Copy out the material below in full, but not its images.

## start MATERIAL FOR THE TASK

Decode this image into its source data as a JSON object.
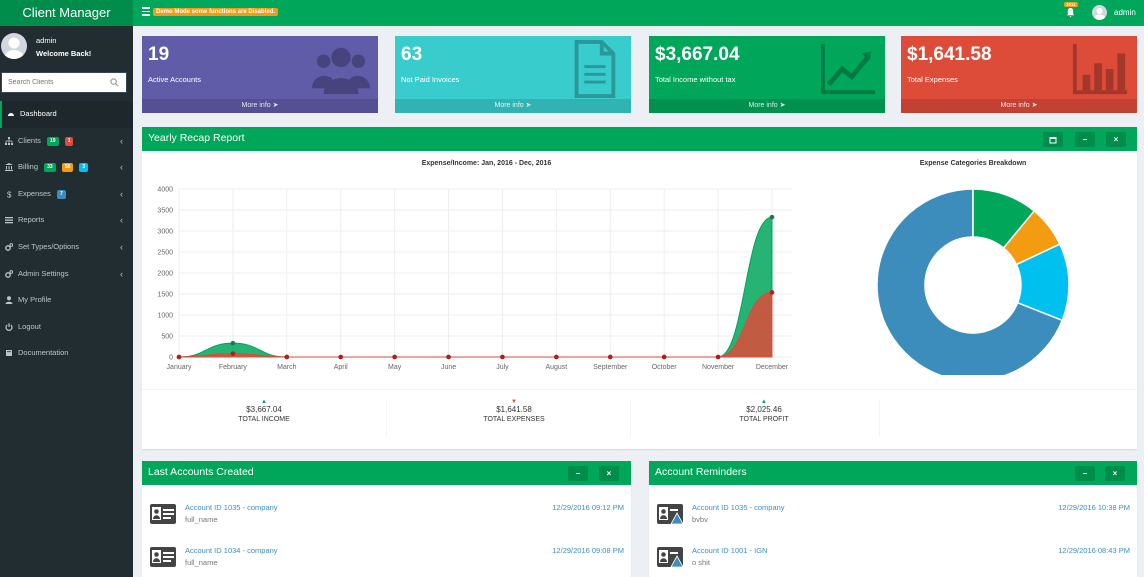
{
  "app": {
    "brand": "Client Manager",
    "demo_notice": "Demo Mode some functions are Disabled.",
    "notif_count": "1011",
    "user": "admin"
  },
  "sidebar": {
    "user_name": "admin",
    "welcome": "Welcome Back!",
    "search_placeholder": "Search Clients",
    "items": [
      {
        "label": "Dashboard",
        "icon": "dashboard-icon"
      },
      {
        "label": "Clients",
        "icon": "sitemap-icon",
        "badges": [
          "19",
          "1"
        ]
      },
      {
        "label": "Billing",
        "icon": "bank-icon",
        "badges": [
          "33",
          "58",
          "3"
        ]
      },
      {
        "label": "Expenses",
        "icon": "dollar-icon",
        "badges": [
          "7"
        ]
      },
      {
        "label": "Reports",
        "icon": "list-icon"
      },
      {
        "label": "Set Types/Options",
        "icon": "gears-icon"
      },
      {
        "label": "Admin Settings",
        "icon": "gears-icon"
      },
      {
        "label": "My Profile",
        "icon": "user-icon"
      },
      {
        "label": "Logout",
        "icon": "power-icon"
      },
      {
        "label": "Documentation",
        "icon": "book-icon"
      }
    ]
  },
  "info_boxes": [
    {
      "value": "19",
      "label": "Active Accounts",
      "more": "More info",
      "color": "#605ca8",
      "icon": "users-icon"
    },
    {
      "value": "63",
      "label": "Not Paid Invoices",
      "more": "More info",
      "color": "#39cccc",
      "icon": "document-icon"
    },
    {
      "value": "$3,667.04",
      "label": "Total Income without tax",
      "more": "More info",
      "color": "#00a65a",
      "icon": "line-chart-icon"
    },
    {
      "value": "$1,641.58",
      "label": "Total Expenses",
      "more": "More info",
      "color": "#dd4b39",
      "icon": "bar-chart-icon"
    }
  ],
  "recap": {
    "title": "Yearly Recap Report",
    "summary": [
      {
        "value": "$3,667.04",
        "label": "TOTAL INCOME",
        "trend": "up"
      },
      {
        "value": "$1,641.58",
        "label": "TOTAL EXPENSES",
        "trend": "down"
      },
      {
        "value": "$2,025.46",
        "label": "TOTAL PROFIT",
        "trend": "up"
      }
    ]
  },
  "chart_data": [
    {
      "type": "area",
      "title": "Expense/Income: Jan, 2016 - Dec, 2016",
      "categories": [
        "January",
        "February",
        "March",
        "April",
        "May",
        "June",
        "July",
        "August",
        "September",
        "October",
        "November",
        "December"
      ],
      "ylim": [
        0,
        4000
      ],
      "yticks": [
        0,
        500,
        1000,
        1500,
        2000,
        2500,
        3000,
        3500,
        4000
      ],
      "grid": true,
      "series": [
        {
          "values": [
            0,
            330,
            0,
            0,
            0,
            0,
            0,
            0,
            0,
            0,
            0,
            3330
          ],
          "color": "#00a65a"
        },
        {
          "values": [
            0,
            80,
            0,
            0,
            0,
            0,
            0,
            0,
            0,
            0,
            0,
            1540
          ],
          "color": "#dd4b39"
        }
      ]
    },
    {
      "type": "pie",
      "title": "Expense Categories Breakdown",
      "donut": true,
      "values": [
        69,
        11,
        7,
        13
      ],
      "colors": [
        "#3c8dbc",
        "#00a65a",
        "#f39c12",
        "#00c0ef"
      ]
    }
  ],
  "last_accounts": {
    "title": "Last Accounts Created",
    "rows": [
      {
        "link": "Account ID 1035 - company",
        "sub": "full_name",
        "date": "12/29/2016 09:12 PM"
      },
      {
        "link": "Account ID 1034 - company",
        "sub": "full_name",
        "date": "12/29/2016 09:08 PM"
      }
    ]
  },
  "reminders": {
    "title": "Account Reminders",
    "rows": [
      {
        "link": "Account ID 1035 - company",
        "sub": "bvbv",
        "date": "12/29/2016 10:38 PM"
      },
      {
        "link": "Account ID 1001 - IGN",
        "sub": "o shit",
        "date": "12/29/2016 08:43 PM"
      }
    ]
  }
}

## end MATERIAL FOR THE TASK

**WRITTEN RESPONSE:**
Decode this image into its source data as a JSON object.
{
  "app": {
    "brand": "Client Manager",
    "demo_notice": "Demo Mode some functions are Disabled.",
    "notif_count": "1011",
    "user": "admin"
  },
  "sidebar": {
    "user_name": "admin",
    "welcome": "Welcome Back!",
    "search_placeholder": "Search Clients",
    "items": [
      {
        "label": "Dashboard",
        "icon": "dashboard-icon"
      },
      {
        "label": "Clients",
        "icon": "sitemap-icon",
        "badges": [
          "19",
          "1"
        ]
      },
      {
        "label": "Billing",
        "icon": "bank-icon",
        "badges": [
          "33",
          "58",
          "3"
        ]
      },
      {
        "label": "Expenses",
        "icon": "dollar-icon",
        "badges": [
          "7"
        ]
      },
      {
        "label": "Reports",
        "icon": "list-icon"
      },
      {
        "label": "Set Types/Options",
        "icon": "gears-icon"
      },
      {
        "label": "Admin Settings",
        "icon": "gears-icon"
      },
      {
        "label": "My Profile",
        "icon": "user-icon"
      },
      {
        "label": "Logout",
        "icon": "power-icon"
      },
      {
        "label": "Documentation",
        "icon": "book-icon"
      }
    ]
  },
  "info_boxes": [
    {
      "value": "19",
      "label": "Active Accounts",
      "more": "More info",
      "color": "#605ca8",
      "icon": "users-icon"
    },
    {
      "value": "63",
      "label": "Not Paid Invoices",
      "more": "More info",
      "color": "#39cccc",
      "icon": "document-icon"
    },
    {
      "value": "$3,667.04",
      "label": "Total Income without tax",
      "more": "More info",
      "color": "#00a65a",
      "icon": "line-chart-icon"
    },
    {
      "value": "$1,641.58",
      "label": "Total Expenses",
      "more": "More info",
      "color": "#dd4b39",
      "icon": "bar-chart-icon"
    }
  ],
  "recap": {
    "title": "Yearly Recap Report",
    "summary": [
      {
        "value": "$3,667.04",
        "label": "TOTAL INCOME",
        "trend": "up"
      },
      {
        "value": "$1,641.58",
        "label": "TOTAL EXPENSES",
        "trend": "down"
      },
      {
        "value": "$2,025.46",
        "label": "TOTAL PROFIT",
        "trend": "up"
      }
    ]
  },
  "chart_data": [
    {
      "type": "area",
      "title": "Expense/Income: Jan, 2016 - Dec, 2016",
      "categories": [
        "January",
        "February",
        "March",
        "April",
        "May",
        "June",
        "July",
        "August",
        "September",
        "October",
        "November",
        "December"
      ],
      "ylim": [
        0,
        4000
      ],
      "yticks": [
        0,
        500,
        1000,
        1500,
        2000,
        2500,
        3000,
        3500,
        4000
      ],
      "grid": true,
      "series": [
        {
          "values": [
            0,
            330,
            0,
            0,
            0,
            0,
            0,
            0,
            0,
            0,
            0,
            3330
          ],
          "color": "#00a65a"
        },
        {
          "values": [
            0,
            80,
            0,
            0,
            0,
            0,
            0,
            0,
            0,
            0,
            0,
            1540
          ],
          "color": "#dd4b39"
        }
      ]
    },
    {
      "type": "pie",
      "title": "Expense Categories Breakdown",
      "donut": true,
      "values": [
        69,
        11,
        7,
        13
      ],
      "colors": [
        "#3c8dbc",
        "#00a65a",
        "#f39c12",
        "#00c0ef"
      ]
    }
  ],
  "last_accounts": {
    "title": "Last Accounts Created",
    "rows": [
      {
        "link": "Account ID 1035 - company",
        "sub": "full_name",
        "date": "12/29/2016 09:12 PM"
      },
      {
        "link": "Account ID 1034 - company",
        "sub": "full_name",
        "date": "12/29/2016 09:08 PM"
      }
    ]
  },
  "reminders": {
    "title": "Account Reminders",
    "rows": [
      {
        "link": "Account ID 1035 - company",
        "sub": "bvbv",
        "date": "12/29/2016 10:38 PM"
      },
      {
        "link": "Account ID 1001 - IGN",
        "sub": "o shit",
        "date": "12/29/2016 08:43 PM"
      }
    ]
  }
}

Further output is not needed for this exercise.